GIVEN INSTRUCTION → Recast every line of the data below as a numbered list, skipping blank lines and omitting the pictures.

================

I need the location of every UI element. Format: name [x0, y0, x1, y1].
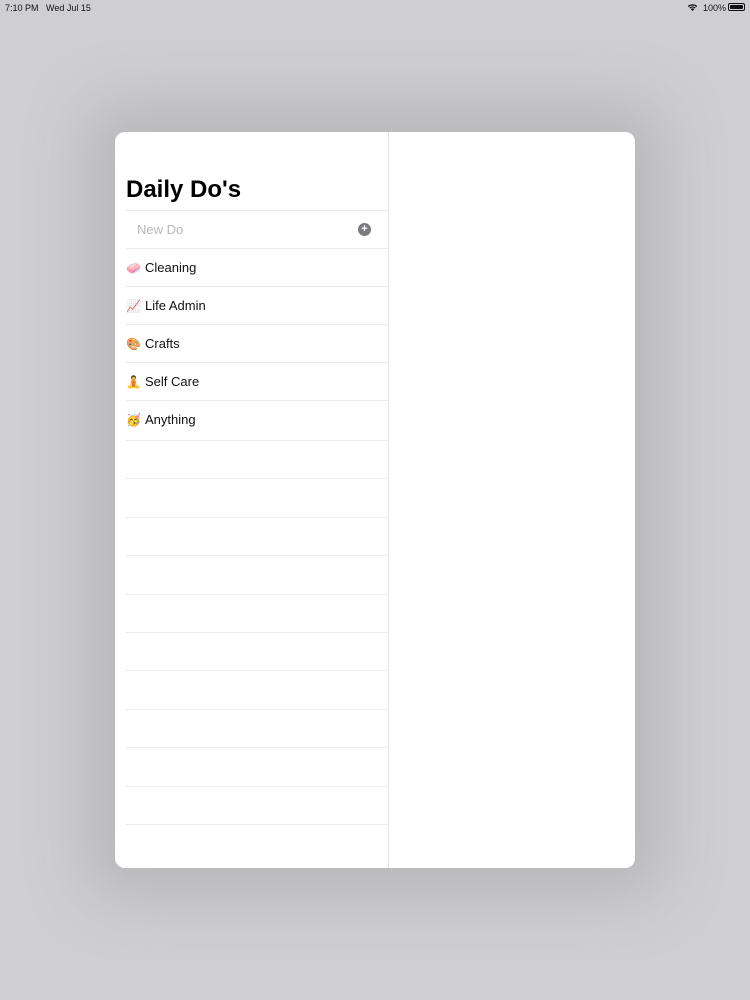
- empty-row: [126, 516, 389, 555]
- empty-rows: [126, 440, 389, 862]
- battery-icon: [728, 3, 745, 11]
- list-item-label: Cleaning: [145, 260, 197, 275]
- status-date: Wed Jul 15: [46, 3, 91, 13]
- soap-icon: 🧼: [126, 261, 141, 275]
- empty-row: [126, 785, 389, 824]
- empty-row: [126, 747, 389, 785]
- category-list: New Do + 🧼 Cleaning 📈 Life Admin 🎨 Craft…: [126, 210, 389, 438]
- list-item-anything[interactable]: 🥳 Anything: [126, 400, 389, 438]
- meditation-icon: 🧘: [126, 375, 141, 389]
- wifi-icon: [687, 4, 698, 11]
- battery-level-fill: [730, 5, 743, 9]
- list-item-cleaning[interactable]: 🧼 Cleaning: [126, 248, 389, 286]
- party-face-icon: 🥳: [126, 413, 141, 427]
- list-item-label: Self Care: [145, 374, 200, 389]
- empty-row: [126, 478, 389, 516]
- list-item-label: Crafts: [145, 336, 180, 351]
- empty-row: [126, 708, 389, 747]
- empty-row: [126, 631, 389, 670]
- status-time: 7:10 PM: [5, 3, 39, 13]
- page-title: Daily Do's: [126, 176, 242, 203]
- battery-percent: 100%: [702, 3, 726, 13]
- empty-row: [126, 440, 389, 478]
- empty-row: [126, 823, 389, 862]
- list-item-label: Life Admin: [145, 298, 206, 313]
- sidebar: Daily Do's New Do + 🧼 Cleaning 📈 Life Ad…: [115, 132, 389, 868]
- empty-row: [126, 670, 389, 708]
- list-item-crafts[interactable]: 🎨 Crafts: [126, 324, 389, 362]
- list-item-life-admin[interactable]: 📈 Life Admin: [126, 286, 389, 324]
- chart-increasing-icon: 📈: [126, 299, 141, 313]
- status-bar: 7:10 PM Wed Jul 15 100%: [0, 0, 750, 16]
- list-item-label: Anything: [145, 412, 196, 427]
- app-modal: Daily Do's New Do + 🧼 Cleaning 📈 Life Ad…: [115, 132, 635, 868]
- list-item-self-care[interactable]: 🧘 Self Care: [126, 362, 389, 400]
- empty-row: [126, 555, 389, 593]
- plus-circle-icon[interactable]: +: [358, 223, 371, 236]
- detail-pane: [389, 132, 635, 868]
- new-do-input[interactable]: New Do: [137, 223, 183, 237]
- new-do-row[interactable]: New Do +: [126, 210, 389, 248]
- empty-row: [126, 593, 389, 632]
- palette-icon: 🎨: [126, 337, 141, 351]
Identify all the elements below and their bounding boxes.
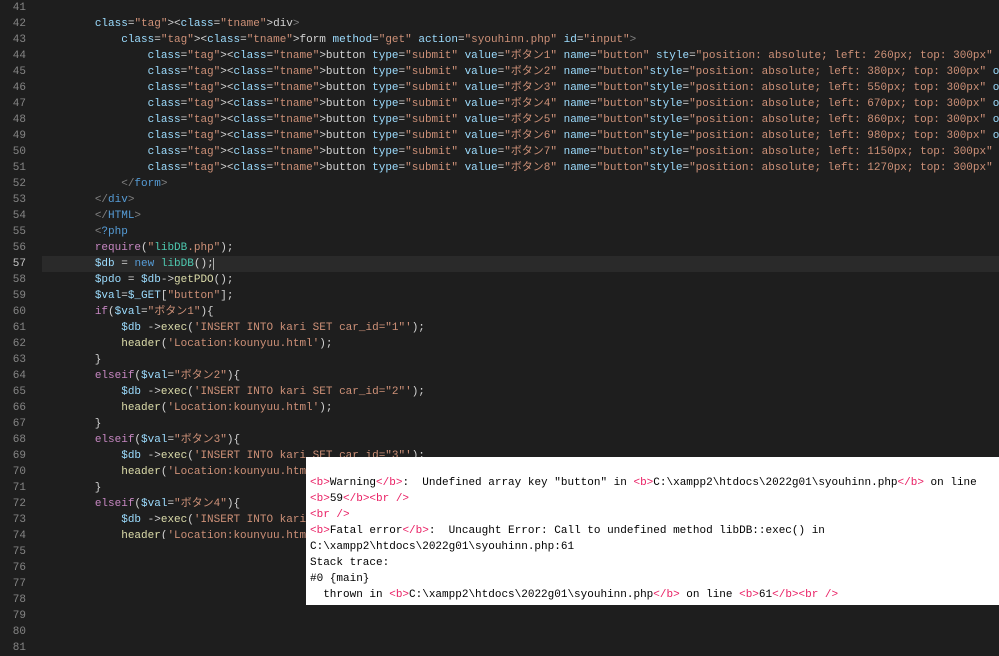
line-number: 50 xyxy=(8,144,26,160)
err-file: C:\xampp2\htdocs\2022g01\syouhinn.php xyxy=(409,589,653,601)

================

FINAL ANSWER →
1. I need the location of every UI element. Format: name [x0, y0, x1, y1].
2. - empty-row: [126, 516, 389, 555]
3. - empty-rows: [126, 440, 389, 862]
4. - battery-icon: [728, 3, 745, 11]
5. - list-item-label: Cleaning: [145, 260, 197, 275]
6. - status-date: Wed Jul 15: [46, 3, 91, 13]
7. - soap-icon: 🧼: [126, 261, 141, 275]
8. - empty-row: [126, 785, 389, 824]
9. - empty-row: [126, 747, 389, 785]
10. - category-list: New Do + 🧼 Cleaning 📈 Life Admin 🎨 Craft…: [126, 210, 389, 438]
11. - list-item-anything[interactable]: 🥳 Anything: [126, 400, 389, 438]
12. - meditation-icon: 🧘: [126, 375, 141, 389]
13. - wifi-icon: [687, 4, 698, 11]
14. - battery-level-fill: [730, 5, 743, 9]
15. - list-item-cleaning[interactable]: 🧼 Cleaning: [126, 248, 389, 286]
16. - party-face-icon: 🥳: [126, 413, 141, 427]
17. - list-item-label: Self Care: [145, 374, 200, 389]
18. - empty-row: [126, 478, 389, 516]
19. - list-item-label: Crafts: [145, 336, 180, 351]
20. - empty-row: [126, 708, 389, 747]
21. - empty-row: [126, 631, 389, 670]
22. - status-time: 7:10 PM: [5, 3, 39, 13]
23. - page-title: Daily Do's: [126, 176, 242, 203]
24. - battery-percent: 100%: [702, 3, 726, 13]
25. - empty-row: [126, 440, 389, 478]
26. - empty-row: [126, 823, 389, 862]
27. - list-item-label: Life Admin: [145, 298, 206, 313]
28. - sidebar: Daily Do's New Do + 🧼 Cleaning 📈 Life Ad…: [115, 132, 389, 868]
29. - empty-row: [126, 670, 389, 708]
30. - list-item-crafts[interactable]: 🎨 Crafts: [126, 324, 389, 362]
31. - list-item-life-admin[interactable]: 📈 Life Admin: [126, 286, 389, 324]
32. - chart-increasing-icon: 📈: [126, 299, 141, 313]
33. - status-bar: 7:10 PM Wed Jul 15 100%: [0, 0, 750, 16]
34. - list-item-label: Anything: [145, 412, 196, 427]
35. - app-modal: Daily Do's New Do + 🧼 Cleaning 📈 Life Ad…: [115, 132, 635, 868]
36. - list-item-self-care[interactable]: 🧘 Self Care: [126, 362, 389, 400]
37. - empty-row: [126, 555, 389, 593]
38. - plus-circle-icon[interactable]: +: [358, 223, 371, 236]
39. - detail-pane: [389, 132, 635, 868]
40. - new-do-input[interactable]: New Do: [137, 223, 183, 237]
41. - new-do-row[interactable]: New Do +: [126, 210, 389, 248]
42. - empty-row: [126, 593, 389, 632]
43. - palette-icon: 🎨: [126, 337, 141, 351]
44. Identify all the elements below and their bounding boxes.
45. line-number: 50 xyxy=(8,144,26,160)
46. err-file: C:\xampp2\htdocs\2022g01\syouhinn.php xyxy=(409,589,653,601)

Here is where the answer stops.